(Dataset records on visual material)
§

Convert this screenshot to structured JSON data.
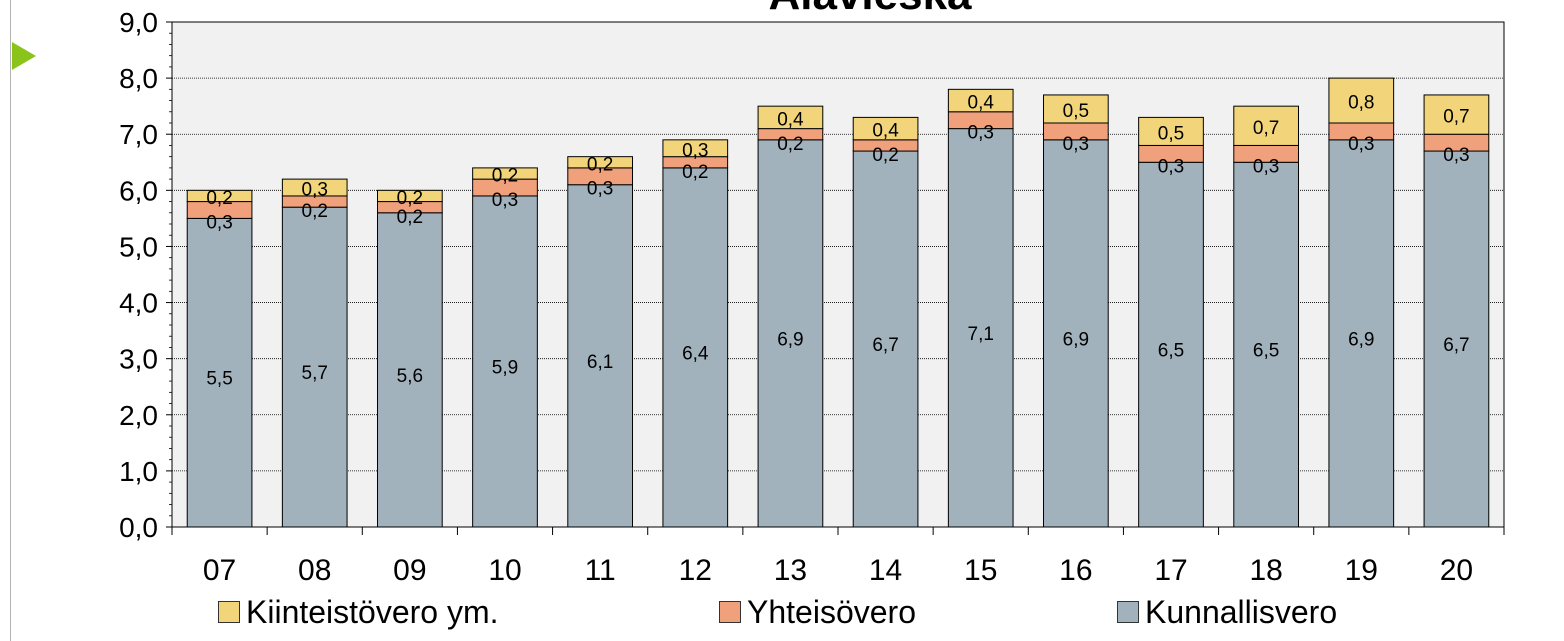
{
  "chart_data": {
    "type": "bar",
    "stacked": true,
    "title": "Alavieska",
    "categories": [
      "07",
      "08",
      "09",
      "10",
      "11",
      "12",
      "13",
      "14",
      "15",
      "16",
      "17",
      "18",
      "19",
      "20"
    ],
    "series": [
      {
        "name": "Kunnallisvero",
        "color": "#a1b2bd",
        "values": [
          5.5,
          5.7,
          5.6,
          5.9,
          6.1,
          6.4,
          6.9,
          6.7,
          7.1,
          6.9,
          6.5,
          6.5,
          6.9,
          6.7
        ],
        "labels": [
          "5,5",
          "5,7",
          "5,6",
          "5,9",
          "6,1",
          "6,4",
          "6,9",
          "6,7",
          "7,1",
          "6,9",
          "6,5",
          "6,5",
          "6,9",
          "6,7"
        ]
      },
      {
        "name": "Yhteisövero",
        "color": "#f0a07a",
        "values": [
          0.3,
          0.2,
          0.2,
          0.3,
          0.3,
          0.2,
          0.2,
          0.2,
          0.3,
          0.3,
          0.3,
          0.3,
          0.3,
          0.3
        ],
        "labels": [
          "0,3",
          "0,2",
          "0,2",
          "0,3",
          "0,3",
          "0,2",
          "0,2",
          "0,2",
          "0,3",
          "0,3",
          "0,3",
          "0,3",
          "0,3",
          "0,3"
        ]
      },
      {
        "name": "Kiinteistövero ym.",
        "color": "#f2d57a",
        "values": [
          0.2,
          0.3,
          0.2,
          0.2,
          0.2,
          0.3,
          0.4,
          0.4,
          0.4,
          0.5,
          0.5,
          0.7,
          0.8,
          0.7
        ],
        "labels": [
          "0,2",
          "0,3",
          "0,2",
          "0,2",
          "0,2",
          "0,3",
          "0,4",
          "0,4",
          "0,4",
          "0,5",
          "0,5",
          "0,7",
          "0,8",
          "0,7"
        ]
      }
    ],
    "ylim": [
      0,
      9
    ],
    "yticks": [
      "0,0",
      "1,0",
      "2,0",
      "3,0",
      "4,0",
      "5,0",
      "6,0",
      "7,0",
      "8,0",
      "9,0"
    ],
    "grid": true,
    "legend_position": "bottom",
    "plot_background": "#f1f1f1"
  },
  "legend": {
    "item1": "Kiinteistövero ym.",
    "item2": "Yhteisövero",
    "item3": "Kunnallisvero"
  }
}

§

(Exercise objective): Sift the material for lines with the string "color". Copy each one found.

(Correct response):
        "color": "#a1b2bd",
        "color": "#f0a07a",
        "color": "#f2d57a",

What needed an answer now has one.